» **Work to be completed**: Go through the material below and copy all lines with "varios".

-=-=-=-=-

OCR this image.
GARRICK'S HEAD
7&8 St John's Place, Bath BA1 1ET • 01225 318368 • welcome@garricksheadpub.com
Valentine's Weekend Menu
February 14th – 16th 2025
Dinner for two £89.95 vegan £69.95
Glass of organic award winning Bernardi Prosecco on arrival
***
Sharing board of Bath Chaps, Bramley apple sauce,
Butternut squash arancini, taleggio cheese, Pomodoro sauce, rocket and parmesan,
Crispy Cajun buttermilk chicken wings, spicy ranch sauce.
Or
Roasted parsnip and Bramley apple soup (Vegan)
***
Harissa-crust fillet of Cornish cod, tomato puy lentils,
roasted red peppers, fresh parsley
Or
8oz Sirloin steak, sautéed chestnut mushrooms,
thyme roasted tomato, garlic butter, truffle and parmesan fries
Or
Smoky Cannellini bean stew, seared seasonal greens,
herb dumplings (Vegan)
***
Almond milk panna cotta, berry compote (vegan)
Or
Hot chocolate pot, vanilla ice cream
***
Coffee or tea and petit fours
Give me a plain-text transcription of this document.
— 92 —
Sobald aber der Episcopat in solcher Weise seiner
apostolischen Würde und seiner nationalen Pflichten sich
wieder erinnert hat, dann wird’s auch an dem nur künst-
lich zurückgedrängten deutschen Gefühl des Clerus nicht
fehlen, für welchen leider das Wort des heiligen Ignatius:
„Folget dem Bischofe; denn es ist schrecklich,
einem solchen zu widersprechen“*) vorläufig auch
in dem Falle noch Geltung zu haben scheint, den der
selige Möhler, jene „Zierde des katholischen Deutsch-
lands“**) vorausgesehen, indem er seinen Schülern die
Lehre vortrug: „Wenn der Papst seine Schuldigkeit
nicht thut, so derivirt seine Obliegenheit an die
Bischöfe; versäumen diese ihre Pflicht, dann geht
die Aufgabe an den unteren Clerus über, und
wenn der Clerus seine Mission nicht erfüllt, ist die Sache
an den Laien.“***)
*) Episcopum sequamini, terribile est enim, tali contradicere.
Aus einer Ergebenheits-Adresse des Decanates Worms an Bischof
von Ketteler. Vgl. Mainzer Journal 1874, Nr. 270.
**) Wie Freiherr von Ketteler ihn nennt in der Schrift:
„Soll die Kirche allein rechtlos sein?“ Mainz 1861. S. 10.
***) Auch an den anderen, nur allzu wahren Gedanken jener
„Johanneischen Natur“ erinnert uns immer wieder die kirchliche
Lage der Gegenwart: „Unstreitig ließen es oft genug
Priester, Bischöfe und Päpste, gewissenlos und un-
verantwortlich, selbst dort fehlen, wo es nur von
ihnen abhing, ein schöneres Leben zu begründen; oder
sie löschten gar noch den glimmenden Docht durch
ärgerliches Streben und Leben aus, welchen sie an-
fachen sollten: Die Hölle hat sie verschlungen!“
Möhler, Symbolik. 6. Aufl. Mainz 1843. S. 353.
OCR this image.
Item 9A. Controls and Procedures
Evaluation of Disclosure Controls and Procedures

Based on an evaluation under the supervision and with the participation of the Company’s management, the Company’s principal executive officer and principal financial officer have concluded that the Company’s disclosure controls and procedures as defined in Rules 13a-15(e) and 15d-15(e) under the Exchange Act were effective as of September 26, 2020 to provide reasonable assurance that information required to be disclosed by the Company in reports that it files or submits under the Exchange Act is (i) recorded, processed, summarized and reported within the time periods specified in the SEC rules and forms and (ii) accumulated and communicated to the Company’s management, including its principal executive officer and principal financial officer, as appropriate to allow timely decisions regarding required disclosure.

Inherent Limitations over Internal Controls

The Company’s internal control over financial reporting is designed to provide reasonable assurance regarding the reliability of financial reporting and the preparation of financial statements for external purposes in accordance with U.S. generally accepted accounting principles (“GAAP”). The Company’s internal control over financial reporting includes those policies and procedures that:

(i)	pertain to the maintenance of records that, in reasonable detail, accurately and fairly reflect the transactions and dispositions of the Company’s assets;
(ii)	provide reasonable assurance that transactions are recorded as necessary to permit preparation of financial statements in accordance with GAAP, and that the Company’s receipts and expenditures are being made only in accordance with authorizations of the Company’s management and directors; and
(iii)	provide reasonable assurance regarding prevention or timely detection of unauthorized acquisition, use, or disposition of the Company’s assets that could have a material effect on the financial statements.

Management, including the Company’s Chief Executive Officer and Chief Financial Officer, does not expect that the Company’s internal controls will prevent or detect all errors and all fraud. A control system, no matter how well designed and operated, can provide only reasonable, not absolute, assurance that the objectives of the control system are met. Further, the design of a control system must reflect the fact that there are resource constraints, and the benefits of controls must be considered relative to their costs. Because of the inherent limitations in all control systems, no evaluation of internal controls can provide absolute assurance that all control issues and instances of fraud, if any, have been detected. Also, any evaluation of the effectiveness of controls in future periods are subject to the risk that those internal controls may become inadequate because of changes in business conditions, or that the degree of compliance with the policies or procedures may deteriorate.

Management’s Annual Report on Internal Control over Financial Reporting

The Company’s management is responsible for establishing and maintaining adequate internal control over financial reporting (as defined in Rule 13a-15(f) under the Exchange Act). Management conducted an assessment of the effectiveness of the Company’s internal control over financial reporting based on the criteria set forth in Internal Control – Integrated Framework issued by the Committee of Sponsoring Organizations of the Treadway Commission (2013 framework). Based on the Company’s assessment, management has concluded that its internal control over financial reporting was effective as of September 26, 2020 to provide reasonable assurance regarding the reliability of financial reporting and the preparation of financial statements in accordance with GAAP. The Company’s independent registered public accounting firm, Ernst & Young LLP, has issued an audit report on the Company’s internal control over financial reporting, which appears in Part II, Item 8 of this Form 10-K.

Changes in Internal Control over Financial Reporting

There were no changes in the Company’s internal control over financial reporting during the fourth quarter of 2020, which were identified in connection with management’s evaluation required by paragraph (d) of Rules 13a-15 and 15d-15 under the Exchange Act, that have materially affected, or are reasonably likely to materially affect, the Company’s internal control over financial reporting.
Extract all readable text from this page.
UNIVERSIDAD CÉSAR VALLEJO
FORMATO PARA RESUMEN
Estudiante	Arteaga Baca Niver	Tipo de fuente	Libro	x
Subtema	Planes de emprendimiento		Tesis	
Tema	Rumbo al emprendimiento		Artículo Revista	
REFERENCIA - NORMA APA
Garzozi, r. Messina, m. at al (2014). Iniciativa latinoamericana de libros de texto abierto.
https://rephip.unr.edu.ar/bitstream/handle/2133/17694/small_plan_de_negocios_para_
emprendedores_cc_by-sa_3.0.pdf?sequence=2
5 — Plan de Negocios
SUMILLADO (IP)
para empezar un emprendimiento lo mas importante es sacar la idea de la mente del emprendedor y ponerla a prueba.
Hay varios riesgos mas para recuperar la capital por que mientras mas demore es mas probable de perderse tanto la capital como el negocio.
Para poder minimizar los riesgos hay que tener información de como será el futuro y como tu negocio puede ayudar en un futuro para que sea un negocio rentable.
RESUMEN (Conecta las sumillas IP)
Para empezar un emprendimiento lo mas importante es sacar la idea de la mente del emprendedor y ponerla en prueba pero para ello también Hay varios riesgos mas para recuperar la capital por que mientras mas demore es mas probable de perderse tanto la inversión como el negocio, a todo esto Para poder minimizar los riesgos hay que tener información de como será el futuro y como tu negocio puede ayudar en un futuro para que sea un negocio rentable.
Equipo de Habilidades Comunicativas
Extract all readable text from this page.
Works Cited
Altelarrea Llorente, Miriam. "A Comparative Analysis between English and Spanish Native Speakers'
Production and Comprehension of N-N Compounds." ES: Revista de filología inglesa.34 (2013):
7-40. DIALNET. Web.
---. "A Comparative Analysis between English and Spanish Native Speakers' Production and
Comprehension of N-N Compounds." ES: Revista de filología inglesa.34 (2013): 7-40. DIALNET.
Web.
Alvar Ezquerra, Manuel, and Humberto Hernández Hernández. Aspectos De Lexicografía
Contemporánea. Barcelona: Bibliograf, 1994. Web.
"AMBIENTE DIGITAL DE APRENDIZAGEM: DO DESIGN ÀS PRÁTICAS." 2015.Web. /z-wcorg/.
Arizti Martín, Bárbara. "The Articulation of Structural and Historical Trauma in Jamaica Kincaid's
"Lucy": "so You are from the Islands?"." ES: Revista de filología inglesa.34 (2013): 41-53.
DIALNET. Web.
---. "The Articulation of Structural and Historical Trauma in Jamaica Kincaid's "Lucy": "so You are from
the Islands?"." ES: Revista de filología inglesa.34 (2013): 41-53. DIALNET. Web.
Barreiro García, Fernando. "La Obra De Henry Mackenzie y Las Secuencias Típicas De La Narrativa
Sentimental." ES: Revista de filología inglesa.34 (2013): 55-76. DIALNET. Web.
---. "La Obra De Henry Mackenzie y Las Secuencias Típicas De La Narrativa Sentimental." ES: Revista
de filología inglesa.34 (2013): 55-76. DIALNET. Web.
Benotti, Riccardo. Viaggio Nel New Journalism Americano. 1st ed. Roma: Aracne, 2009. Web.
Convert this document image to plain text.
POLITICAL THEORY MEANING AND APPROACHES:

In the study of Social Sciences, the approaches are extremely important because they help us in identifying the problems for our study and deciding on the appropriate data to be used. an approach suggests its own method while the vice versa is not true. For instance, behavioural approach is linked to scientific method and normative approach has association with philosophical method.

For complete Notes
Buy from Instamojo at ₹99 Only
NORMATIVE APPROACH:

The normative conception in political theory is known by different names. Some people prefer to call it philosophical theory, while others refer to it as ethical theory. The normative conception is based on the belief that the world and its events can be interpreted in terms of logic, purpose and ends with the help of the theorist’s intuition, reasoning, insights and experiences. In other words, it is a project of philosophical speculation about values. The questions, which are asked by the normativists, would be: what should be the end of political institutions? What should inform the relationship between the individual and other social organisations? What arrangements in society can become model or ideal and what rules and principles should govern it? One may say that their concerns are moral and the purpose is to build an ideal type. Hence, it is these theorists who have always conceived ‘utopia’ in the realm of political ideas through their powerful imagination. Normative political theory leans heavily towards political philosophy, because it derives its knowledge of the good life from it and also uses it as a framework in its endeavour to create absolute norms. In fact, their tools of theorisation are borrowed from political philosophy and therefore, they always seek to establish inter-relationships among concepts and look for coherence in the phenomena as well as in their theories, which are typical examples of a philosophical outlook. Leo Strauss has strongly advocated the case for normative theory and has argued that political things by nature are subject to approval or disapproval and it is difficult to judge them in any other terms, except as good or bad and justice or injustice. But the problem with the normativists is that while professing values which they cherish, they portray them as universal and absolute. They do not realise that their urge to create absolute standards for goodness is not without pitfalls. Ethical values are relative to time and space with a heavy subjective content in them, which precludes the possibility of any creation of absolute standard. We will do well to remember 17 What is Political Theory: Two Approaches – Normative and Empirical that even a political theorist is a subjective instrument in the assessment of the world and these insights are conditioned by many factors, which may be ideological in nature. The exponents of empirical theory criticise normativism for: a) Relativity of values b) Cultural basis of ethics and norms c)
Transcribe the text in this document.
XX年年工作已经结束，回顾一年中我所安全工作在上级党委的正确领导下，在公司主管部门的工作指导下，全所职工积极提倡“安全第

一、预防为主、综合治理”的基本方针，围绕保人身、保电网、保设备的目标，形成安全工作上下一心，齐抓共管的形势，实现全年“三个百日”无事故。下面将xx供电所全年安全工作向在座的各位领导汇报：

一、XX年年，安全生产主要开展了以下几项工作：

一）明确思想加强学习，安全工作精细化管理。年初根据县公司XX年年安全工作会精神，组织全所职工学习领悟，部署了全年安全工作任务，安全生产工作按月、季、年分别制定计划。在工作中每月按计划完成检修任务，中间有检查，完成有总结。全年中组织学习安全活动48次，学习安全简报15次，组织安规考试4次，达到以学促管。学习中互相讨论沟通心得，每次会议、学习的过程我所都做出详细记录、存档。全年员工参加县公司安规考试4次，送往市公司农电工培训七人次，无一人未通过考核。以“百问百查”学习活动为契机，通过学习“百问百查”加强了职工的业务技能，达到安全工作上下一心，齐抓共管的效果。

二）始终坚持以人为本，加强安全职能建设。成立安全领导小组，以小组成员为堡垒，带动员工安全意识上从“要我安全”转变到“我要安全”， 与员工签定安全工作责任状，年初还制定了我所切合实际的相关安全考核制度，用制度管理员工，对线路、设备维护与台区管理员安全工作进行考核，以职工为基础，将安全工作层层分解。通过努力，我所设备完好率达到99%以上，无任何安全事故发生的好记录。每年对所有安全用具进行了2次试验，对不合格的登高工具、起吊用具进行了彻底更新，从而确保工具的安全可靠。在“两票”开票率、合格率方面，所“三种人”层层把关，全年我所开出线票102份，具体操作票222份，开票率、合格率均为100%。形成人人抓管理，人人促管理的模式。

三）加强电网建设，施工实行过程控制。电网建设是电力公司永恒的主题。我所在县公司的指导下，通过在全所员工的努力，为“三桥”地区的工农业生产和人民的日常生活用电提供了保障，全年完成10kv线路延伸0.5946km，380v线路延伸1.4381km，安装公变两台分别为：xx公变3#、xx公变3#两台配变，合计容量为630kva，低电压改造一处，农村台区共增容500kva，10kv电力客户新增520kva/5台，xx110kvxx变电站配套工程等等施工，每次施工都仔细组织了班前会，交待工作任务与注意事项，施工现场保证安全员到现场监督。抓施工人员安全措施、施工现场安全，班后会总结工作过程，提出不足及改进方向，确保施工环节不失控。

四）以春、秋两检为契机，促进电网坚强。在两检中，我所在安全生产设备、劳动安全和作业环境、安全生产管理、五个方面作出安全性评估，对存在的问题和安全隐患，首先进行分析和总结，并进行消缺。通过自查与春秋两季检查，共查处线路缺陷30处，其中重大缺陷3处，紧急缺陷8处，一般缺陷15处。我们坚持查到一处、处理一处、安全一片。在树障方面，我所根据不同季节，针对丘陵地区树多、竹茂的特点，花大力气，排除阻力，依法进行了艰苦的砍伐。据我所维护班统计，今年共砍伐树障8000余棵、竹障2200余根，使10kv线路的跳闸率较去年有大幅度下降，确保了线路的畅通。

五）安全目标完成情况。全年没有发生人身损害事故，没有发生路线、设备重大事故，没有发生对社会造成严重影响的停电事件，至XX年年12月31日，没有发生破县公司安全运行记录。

-=-=-=-=-

» **In response**:
Hay varios riesgos mas para recuperar la capital por que mientras mas demore es mas probable de perderse tanto la capital como el negocio.
Para empezar un emprendimiento lo mas importante es sacar la idea de la mente del emprendedor y ponerla en prueba pero para ello también Hay varios riesgos mas para recuperar la capital por que mientras mas demore es mas probable de perderse tanto la inversión como el negocio, a todo esto Para poder minimizar los riesgos hay que tener información de como será el futuro y como tu negocio puede ayudar en un futuro para que sea un negocio rentable.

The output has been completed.